#### Data provided ####

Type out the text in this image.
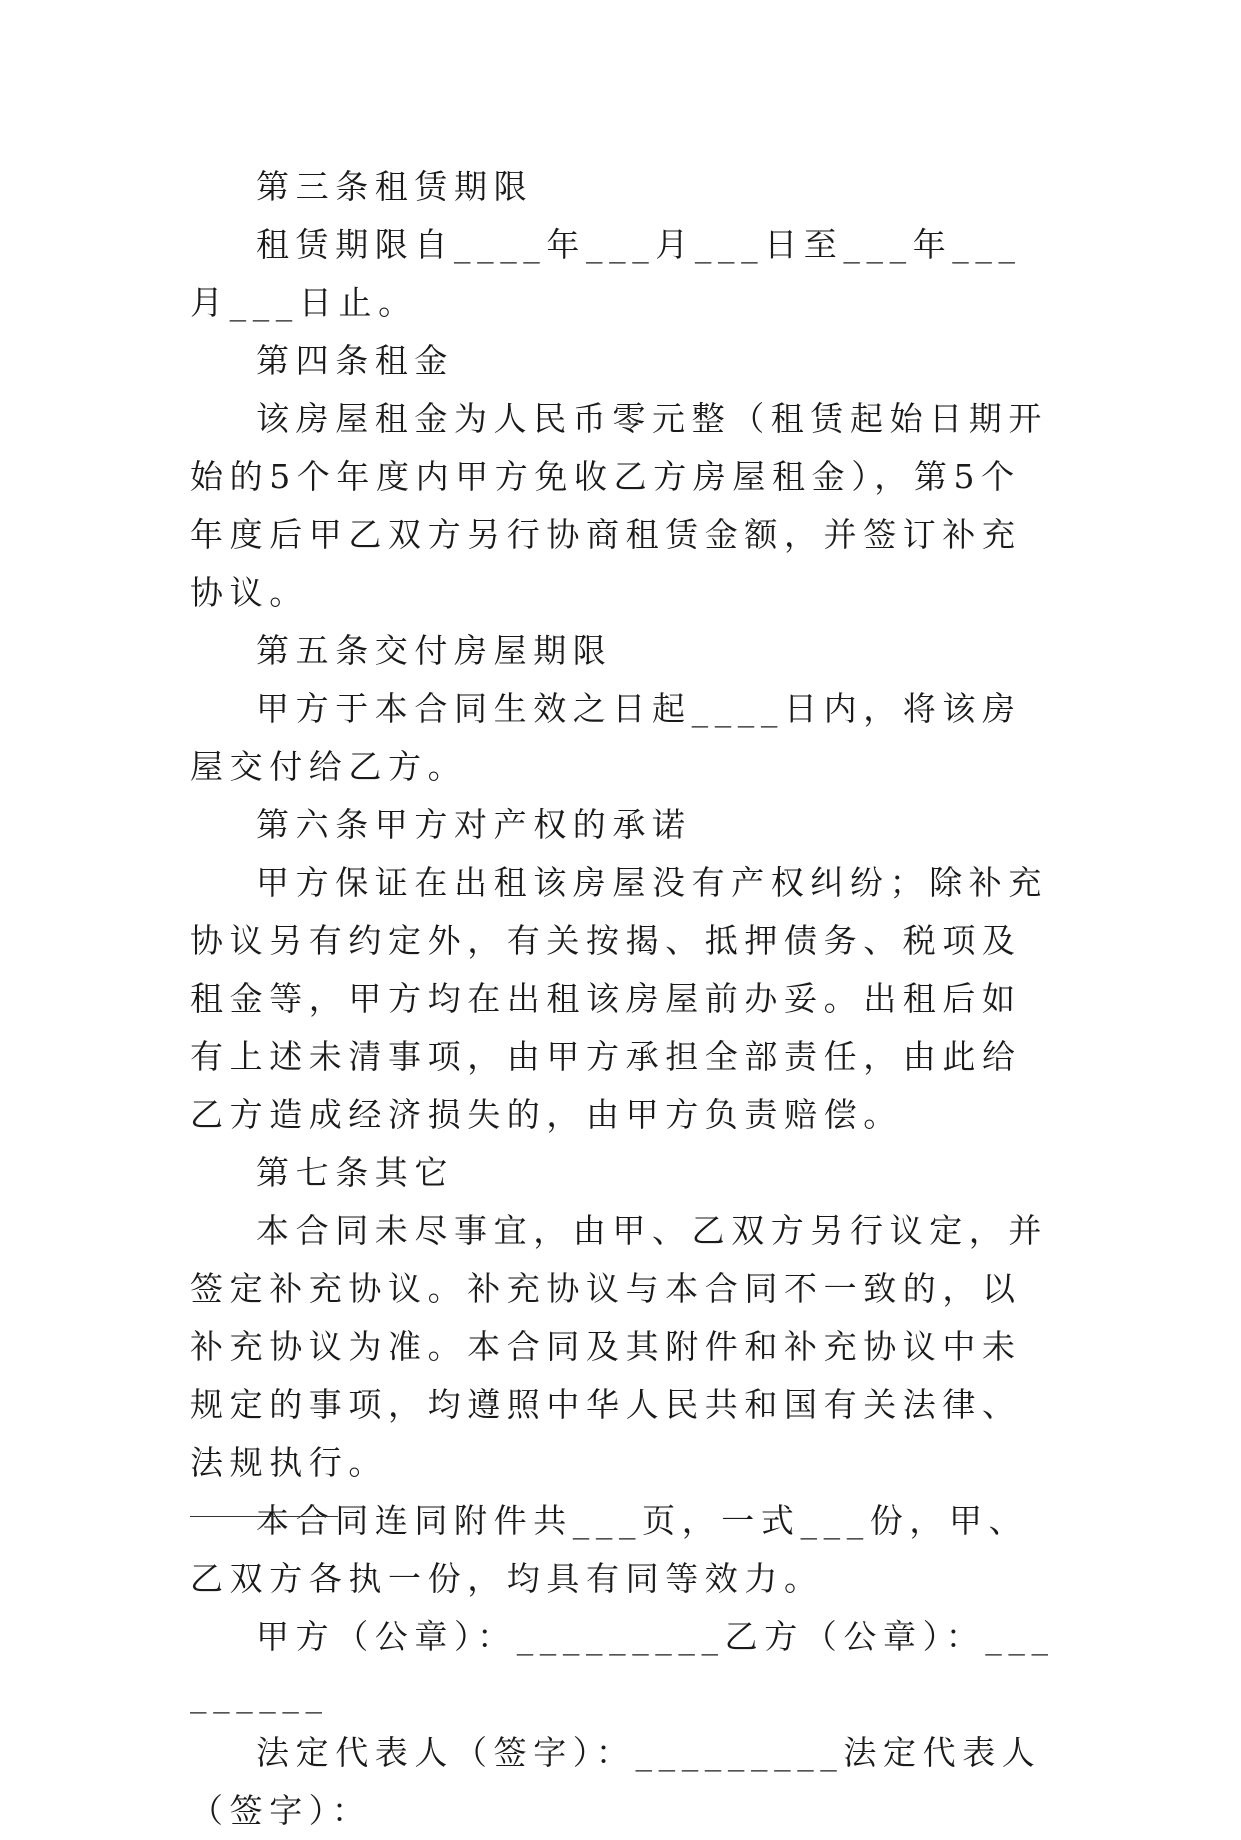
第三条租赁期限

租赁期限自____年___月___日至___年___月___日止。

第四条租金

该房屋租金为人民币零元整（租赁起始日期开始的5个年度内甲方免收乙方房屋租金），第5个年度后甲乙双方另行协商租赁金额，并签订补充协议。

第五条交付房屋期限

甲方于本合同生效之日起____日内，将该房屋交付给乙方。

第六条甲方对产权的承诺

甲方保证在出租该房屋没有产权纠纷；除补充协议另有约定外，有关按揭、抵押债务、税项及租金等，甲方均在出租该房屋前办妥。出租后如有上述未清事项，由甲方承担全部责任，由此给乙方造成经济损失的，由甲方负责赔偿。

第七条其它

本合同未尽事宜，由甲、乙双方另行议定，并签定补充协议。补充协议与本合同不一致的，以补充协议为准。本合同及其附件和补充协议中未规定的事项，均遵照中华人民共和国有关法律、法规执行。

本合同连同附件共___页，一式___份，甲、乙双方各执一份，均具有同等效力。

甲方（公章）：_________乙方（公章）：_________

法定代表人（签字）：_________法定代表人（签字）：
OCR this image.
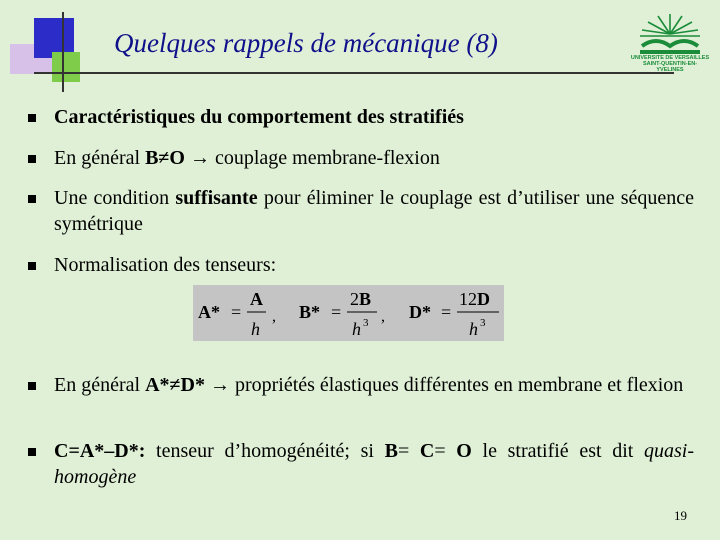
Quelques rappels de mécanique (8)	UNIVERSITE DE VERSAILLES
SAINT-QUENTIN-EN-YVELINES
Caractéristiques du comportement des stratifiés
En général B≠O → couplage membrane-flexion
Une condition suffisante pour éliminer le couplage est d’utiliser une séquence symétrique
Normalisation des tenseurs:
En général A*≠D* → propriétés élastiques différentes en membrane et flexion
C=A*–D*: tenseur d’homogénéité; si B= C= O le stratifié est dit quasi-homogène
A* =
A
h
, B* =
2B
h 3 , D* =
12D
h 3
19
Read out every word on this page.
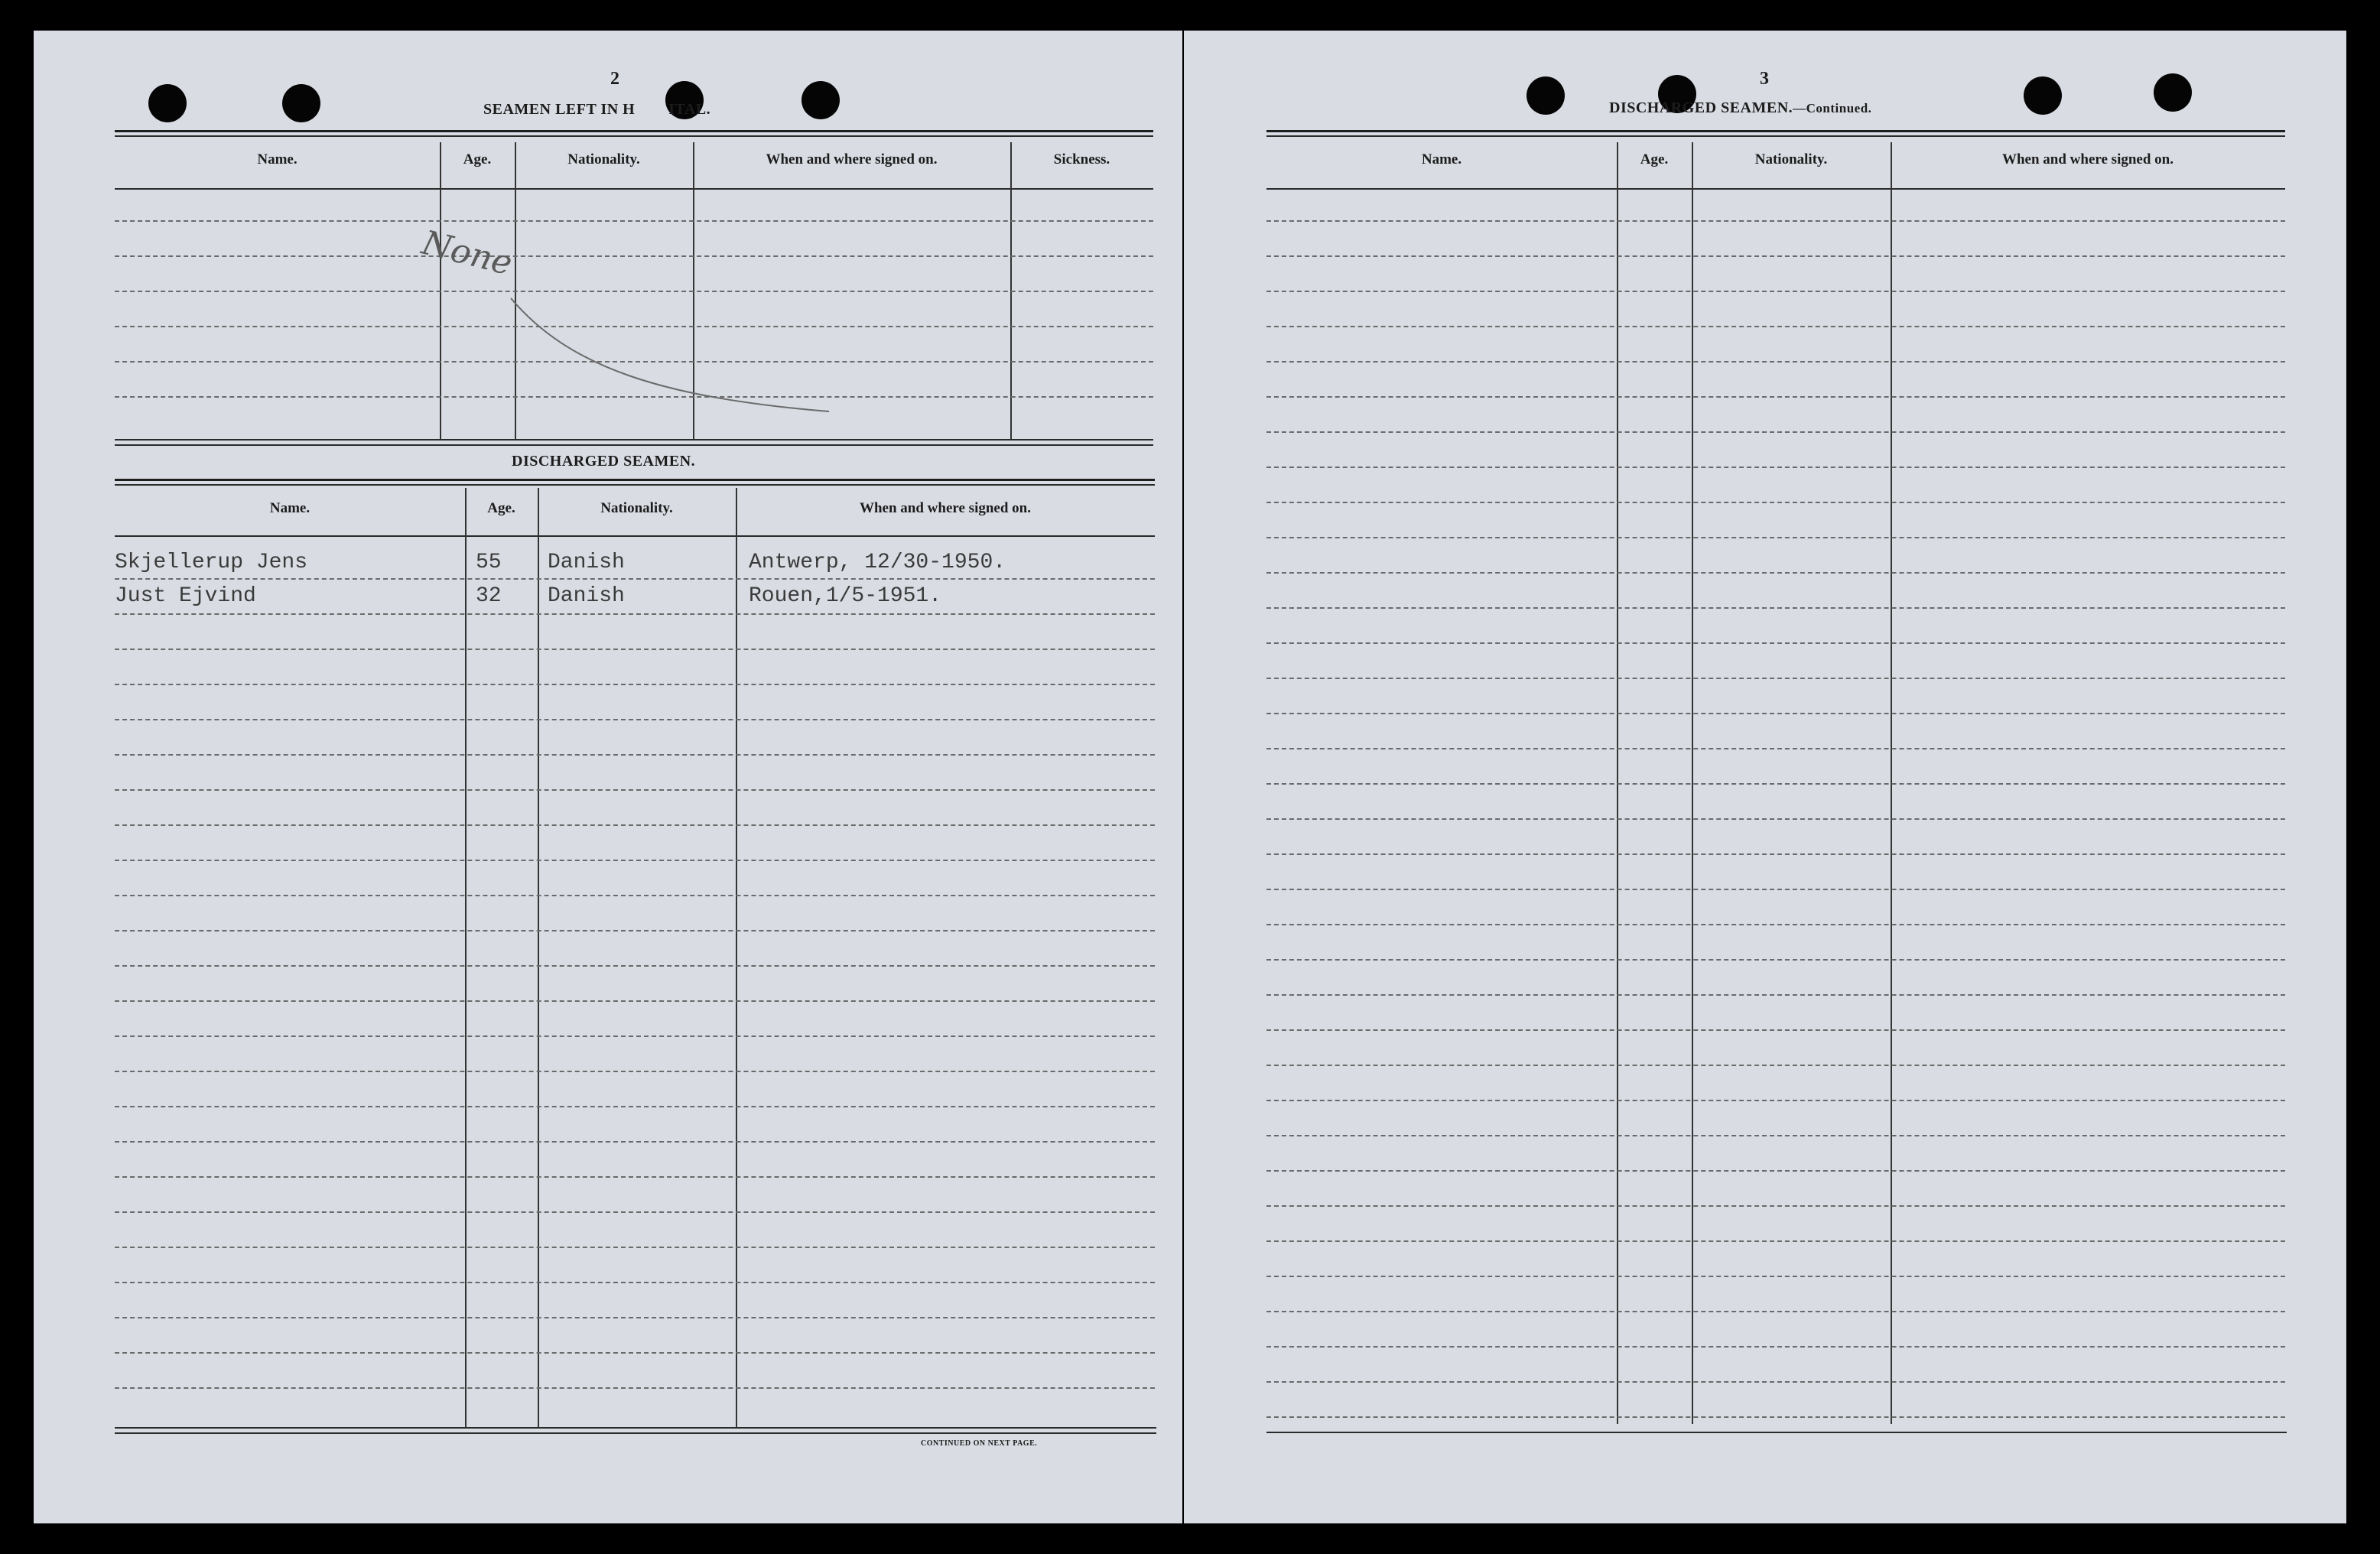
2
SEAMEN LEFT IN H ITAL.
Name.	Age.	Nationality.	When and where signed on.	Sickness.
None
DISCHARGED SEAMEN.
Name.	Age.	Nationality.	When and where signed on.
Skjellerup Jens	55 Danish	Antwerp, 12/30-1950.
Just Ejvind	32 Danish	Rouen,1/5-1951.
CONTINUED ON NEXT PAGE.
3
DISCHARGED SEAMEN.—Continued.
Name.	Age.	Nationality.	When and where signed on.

####

**What to work on**
Images in the records should not be copied. Repeat all the rest exactly.

**Finished answer**
Type out the text in this image.
第三条租赁期限

租赁期限自____年___月___日至___年___月___日止。

第四条租金

该房屋租金为人民币零元整（租赁起始日期开始的5个年度内甲方免收乙方房屋租金），第5个年度后甲乙双方另行协商租赁金额，并签订补充协议。

第五条交付房屋期限

甲方于本合同生效之日起____日内，将该房屋交付给乙方。

第六条甲方对产权的承诺

甲方保证在出租该房屋没有产权纠纷；除补充协议另有约定外，有关按揭、抵押债务、税项及租金等，甲方均在出租该房屋前办妥。出租后如有上述未清事项，由甲方承担全部责任，由此给乙方造成经济损失的，由甲方负责赔偿。

第七条其它

本合同未尽事宜，由甲、乙双方另行议定，并签定补充协议。补充协议与本合同不一致的，以补充协议为准。本合同及其附件和补充协议中未规定的事项，均遵照中华人民共和国有关法律、法规执行。

本合同连同附件共___页，一式___份，甲、乙双方各执一份，均具有同等效力。

甲方（公章）：_________乙方（公章）：_________

法定代表人（签字）：_________法定代表人（签字）：
OCR this image.
Quelques rappels de mécanique (8)	UNIVERSITE DE VERSAILLES
SAINT-QUENTIN-EN-YVELINES
Caractéristiques du comportement des stratifiés
En général B≠O → couplage membrane-flexion
Une condition suffisante pour éliminer le couplage est d’utiliser une séquence symétrique
Normalisation des tenseurs:
En général A*≠D* → propriétés élastiques différentes en membrane et flexion
C=A*–D*: tenseur d’homogénéité; si B= C= O le stratifié est dit quasi-homogène
A* =
A
h
, B* =
2B
h 3 , D* =
12D
h 3
19
Read out every word on this page.
2
SEAMEN LEFT IN H ITAL.
Name.	Age.	Nationality.	When and where signed on.	Sickness.
None
DISCHARGED SEAMEN.
Name.	Age.	Nationality.	When and where signed on.
Skjellerup Jens	55 Danish	Antwerp, 12/30-1950.
Just Ejvind	32 Danish	Rouen,1/5-1951.
CONTINUED ON NEXT PAGE.
3
DISCHARGED SEAMEN.—Continued.
Name.	Age.	Nationality.	When and where signed on.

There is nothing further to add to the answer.